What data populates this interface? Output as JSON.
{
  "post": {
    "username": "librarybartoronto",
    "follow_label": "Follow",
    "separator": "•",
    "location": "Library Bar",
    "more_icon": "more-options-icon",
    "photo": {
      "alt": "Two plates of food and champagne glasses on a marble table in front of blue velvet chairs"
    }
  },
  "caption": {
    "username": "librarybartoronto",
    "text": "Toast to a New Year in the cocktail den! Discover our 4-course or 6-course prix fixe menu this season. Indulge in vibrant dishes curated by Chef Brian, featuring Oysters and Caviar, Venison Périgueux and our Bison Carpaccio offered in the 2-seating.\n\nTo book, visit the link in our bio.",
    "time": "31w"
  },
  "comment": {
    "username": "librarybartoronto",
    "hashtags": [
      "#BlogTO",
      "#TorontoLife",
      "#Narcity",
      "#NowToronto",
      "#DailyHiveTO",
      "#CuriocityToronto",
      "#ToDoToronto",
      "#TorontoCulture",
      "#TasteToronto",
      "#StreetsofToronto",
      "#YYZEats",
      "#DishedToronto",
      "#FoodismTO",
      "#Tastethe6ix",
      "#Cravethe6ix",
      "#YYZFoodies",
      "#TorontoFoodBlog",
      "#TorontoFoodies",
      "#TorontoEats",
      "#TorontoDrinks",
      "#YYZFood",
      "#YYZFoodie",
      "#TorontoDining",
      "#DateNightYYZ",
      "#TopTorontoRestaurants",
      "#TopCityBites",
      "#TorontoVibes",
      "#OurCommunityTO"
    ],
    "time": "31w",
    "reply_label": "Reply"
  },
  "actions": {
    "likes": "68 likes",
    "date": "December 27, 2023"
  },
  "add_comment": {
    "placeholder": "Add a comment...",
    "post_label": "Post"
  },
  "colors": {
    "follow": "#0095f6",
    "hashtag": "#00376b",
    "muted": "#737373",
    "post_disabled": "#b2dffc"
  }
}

## Given instruction
Each record above should be repeated exactly as it appears.

## Response to the task
What data populates this interface? Output as JSON.
{
  "post": {
    "username": "librarybartoronto",
    "follow_label": "Follow",
    "separator": "•",
    "location": "Library Bar",
    "more_icon": "more-options-icon",
    "photo": {
      "alt": "Two plates of food and champagne glasses on a marble table in front of blue velvet chairs"
    }
  },
  "caption": {
    "username": "librarybartoronto",
    "text": "Toast to a New Year in the cocktail den! Discover our 4-course or 6-course prix fixe menu this season. Indulge in vibrant dishes curated by Chef Brian, featuring Oysters and Caviar, Venison Périgueux and our Bison Carpaccio offered in the 2-seating.\n\nTo book, visit the link in our bio.",
    "time": "31w"
  },
  "comment": {
    "username": "librarybartoronto",
    "hashtags": [
      "#BlogTO",
      "#TorontoLife",
      "#Narcity",
      "#NowToronto",
      "#DailyHiveTO",
      "#CuriocityToronto",
      "#ToDoToronto",
      "#TorontoCulture",
      "#TasteToronto",
      "#StreetsofToronto",
      "#YYZEats",
      "#DishedToronto",
      "#FoodismTO",
      "#Tastethe6ix",
      "#Cravethe6ix",
      "#YYZFoodies",
      "#TorontoFoodBlog",
      "#TorontoFoodies",
      "#TorontoEats",
      "#TorontoDrinks",
      "#YYZFood",
      "#YYZFoodie",
      "#TorontoDining",
      "#DateNightYYZ",
      "#TopTorontoRestaurants",
      "#TopCityBites",
      "#TorontoVibes",
      "#OurCommunityTO"
    ],
    "time": "31w",
    "reply_label": "Reply"
  },
  "actions": {
    "likes": "68 likes",
    "date": "December 27, 2023"
  },
  "add_comment": {
    "placeholder": "Add a comment...",
    "post_label": "Post"
  },
  "colors": {
    "follow": "#0095f6",
    "hashtag": "#00376b",
    "muted": "#737373",
    "post_disabled": "#b2dffc"
  }
}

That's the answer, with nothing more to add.